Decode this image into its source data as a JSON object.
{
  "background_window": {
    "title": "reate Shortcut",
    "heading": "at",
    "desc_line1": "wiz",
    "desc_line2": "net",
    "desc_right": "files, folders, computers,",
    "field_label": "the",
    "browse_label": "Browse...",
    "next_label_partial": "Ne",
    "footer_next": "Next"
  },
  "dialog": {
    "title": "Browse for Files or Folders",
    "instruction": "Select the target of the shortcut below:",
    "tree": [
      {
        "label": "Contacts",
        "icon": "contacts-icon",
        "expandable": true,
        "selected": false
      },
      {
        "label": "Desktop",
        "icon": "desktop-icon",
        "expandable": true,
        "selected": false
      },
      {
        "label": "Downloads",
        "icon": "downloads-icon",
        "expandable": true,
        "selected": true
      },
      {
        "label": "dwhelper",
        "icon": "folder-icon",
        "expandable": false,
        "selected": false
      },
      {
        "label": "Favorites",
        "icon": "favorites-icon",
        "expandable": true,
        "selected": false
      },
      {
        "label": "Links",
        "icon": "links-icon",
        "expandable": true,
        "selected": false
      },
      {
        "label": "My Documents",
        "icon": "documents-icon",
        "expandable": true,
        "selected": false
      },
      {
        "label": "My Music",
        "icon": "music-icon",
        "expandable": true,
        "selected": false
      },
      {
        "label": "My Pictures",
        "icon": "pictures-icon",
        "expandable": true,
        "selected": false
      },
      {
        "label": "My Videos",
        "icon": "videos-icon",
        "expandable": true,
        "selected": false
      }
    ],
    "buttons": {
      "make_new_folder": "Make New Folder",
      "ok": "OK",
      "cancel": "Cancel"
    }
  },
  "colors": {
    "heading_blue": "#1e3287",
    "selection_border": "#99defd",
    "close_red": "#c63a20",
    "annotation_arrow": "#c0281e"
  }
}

* _Stated task_: Please reproduce every line of the material word for word.

* _Expected output_:
Decode this image into its source data as a JSON object.
{
  "background_window": {
    "title": "reate Shortcut",
    "heading": "at",
    "desc_line1": "wiz",
    "desc_line2": "net",
    "desc_right": "files, folders, computers,",
    "field_label": "the",
    "browse_label": "Browse...",
    "next_label_partial": "Ne",
    "footer_next": "Next"
  },
  "dialog": {
    "title": "Browse for Files or Folders",
    "instruction": "Select the target of the shortcut below:",
    "tree": [
      {
        "label": "Contacts",
        "icon": "contacts-icon",
        "expandable": true,
        "selected": false
      },
      {
        "label": "Desktop",
        "icon": "desktop-icon",
        "expandable": true,
        "selected": false
      },
      {
        "label": "Downloads",
        "icon": "downloads-icon",
        "expandable": true,
        "selected": true
      },
      {
        "label": "dwhelper",
        "icon": "folder-icon",
        "expandable": false,
        "selected": false
      },
      {
        "label": "Favorites",
        "icon": "favorites-icon",
        "expandable": true,
        "selected": false
      },
      {
        "label": "Links",
        "icon": "links-icon",
        "expandable": true,
        "selected": false
      },
      {
        "label": "My Documents",
        "icon": "documents-icon",
        "expandable": true,
        "selected": false
      },
      {
        "label": "My Music",
        "icon": "music-icon",
        "expandable": true,
        "selected": false
      },
      {
        "label": "My Pictures",
        "icon": "pictures-icon",
        "expandable": true,
        "selected": false
      },
      {
        "label": "My Videos",
        "icon": "videos-icon",
        "expandable": true,
        "selected": false
      }
    ],
    "buttons": {
      "make_new_folder": "Make New Folder",
      "ok": "OK",
      "cancel": "Cancel"
    }
  },
  "colors": {
    "heading_blue": "#1e3287",
    "selection_border": "#99defd",
    "close_red": "#c63a20",
    "annotation_arrow": "#c0281e"
  }
}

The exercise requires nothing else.